***** Records supplied
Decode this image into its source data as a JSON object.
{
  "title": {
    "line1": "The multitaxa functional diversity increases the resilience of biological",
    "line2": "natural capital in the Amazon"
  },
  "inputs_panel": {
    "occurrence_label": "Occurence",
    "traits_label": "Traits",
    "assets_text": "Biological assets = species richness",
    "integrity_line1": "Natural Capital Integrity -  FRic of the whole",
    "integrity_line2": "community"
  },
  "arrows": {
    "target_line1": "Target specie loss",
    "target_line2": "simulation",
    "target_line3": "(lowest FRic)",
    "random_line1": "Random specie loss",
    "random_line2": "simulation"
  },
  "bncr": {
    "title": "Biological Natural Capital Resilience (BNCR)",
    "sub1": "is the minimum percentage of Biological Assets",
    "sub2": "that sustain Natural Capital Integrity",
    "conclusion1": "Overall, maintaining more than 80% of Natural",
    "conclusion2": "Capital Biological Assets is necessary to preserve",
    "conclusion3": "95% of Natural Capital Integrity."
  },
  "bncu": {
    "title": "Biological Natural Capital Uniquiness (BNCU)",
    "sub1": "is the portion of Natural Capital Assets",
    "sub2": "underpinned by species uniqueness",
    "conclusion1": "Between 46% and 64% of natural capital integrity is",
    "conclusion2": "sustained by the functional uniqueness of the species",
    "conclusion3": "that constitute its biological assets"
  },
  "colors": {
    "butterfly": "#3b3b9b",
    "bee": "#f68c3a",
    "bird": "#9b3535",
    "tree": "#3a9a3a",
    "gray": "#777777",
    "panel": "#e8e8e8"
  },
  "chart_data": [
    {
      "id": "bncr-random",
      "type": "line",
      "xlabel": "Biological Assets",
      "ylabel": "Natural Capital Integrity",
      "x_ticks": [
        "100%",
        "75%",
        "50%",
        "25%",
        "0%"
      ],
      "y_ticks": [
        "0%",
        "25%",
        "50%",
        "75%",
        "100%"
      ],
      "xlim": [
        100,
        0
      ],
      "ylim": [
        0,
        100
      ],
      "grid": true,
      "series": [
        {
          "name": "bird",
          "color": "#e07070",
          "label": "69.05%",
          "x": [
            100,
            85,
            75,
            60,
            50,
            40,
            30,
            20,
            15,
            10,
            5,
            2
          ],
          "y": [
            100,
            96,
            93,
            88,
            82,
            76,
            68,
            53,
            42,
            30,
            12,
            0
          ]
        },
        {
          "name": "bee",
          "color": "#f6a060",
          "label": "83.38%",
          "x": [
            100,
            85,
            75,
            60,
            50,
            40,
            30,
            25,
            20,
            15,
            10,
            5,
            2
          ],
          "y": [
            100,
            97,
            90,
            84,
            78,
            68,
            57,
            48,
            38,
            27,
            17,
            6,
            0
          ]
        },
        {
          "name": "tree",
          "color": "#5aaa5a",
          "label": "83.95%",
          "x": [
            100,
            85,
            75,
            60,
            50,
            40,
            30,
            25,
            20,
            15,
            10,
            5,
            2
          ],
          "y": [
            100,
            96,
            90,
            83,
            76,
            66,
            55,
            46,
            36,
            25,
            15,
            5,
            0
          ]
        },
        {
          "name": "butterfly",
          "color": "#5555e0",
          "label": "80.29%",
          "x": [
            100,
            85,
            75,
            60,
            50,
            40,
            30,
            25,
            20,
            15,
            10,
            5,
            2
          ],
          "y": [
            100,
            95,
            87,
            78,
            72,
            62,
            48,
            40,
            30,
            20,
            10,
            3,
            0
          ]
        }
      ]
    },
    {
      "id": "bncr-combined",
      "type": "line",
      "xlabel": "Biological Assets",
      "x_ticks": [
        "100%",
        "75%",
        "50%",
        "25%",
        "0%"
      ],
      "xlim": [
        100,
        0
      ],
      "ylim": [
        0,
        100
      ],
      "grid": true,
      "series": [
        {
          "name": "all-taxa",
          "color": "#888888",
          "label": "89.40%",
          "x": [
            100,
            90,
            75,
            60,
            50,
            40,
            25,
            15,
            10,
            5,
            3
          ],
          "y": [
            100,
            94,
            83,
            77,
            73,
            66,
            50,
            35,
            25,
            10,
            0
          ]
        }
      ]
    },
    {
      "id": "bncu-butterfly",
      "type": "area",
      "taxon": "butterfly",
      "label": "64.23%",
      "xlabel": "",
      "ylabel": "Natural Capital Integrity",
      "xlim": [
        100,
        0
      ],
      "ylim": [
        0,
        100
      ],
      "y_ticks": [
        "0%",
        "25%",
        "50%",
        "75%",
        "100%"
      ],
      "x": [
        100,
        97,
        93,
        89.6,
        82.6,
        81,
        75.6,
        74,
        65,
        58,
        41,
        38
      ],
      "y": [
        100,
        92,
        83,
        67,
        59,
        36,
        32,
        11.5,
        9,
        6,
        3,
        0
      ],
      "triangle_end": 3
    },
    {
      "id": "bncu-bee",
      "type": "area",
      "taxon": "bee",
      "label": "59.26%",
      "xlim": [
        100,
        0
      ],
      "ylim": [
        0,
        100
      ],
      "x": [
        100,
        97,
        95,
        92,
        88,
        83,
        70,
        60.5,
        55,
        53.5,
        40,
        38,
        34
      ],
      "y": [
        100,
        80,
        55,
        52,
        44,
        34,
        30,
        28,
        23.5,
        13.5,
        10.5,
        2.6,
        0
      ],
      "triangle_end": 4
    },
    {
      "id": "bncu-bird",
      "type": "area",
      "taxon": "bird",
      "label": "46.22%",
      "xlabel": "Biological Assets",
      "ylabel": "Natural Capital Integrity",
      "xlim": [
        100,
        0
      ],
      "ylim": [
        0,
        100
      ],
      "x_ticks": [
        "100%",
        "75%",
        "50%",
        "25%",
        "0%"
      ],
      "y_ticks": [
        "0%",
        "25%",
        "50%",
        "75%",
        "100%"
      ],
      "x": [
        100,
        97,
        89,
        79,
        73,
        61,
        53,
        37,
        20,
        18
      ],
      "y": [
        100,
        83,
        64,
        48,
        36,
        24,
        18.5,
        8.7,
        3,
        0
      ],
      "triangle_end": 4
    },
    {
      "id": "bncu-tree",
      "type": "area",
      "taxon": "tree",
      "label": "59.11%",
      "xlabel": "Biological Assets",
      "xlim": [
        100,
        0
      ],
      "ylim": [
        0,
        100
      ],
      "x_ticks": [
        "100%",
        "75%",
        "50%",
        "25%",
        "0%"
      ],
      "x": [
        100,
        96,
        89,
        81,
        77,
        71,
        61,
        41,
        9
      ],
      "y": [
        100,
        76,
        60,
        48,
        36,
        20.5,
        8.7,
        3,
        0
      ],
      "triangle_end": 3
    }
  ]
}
**********
• Task goal: In the records above, locate each line with the word "butterfly". Copy all such lines.

• Solution to the problem:
    "butterfly": "#3b3b9b",
          "name": "butterfly",
      "id": "bncu-butterfly",
      "taxon": "butterfly",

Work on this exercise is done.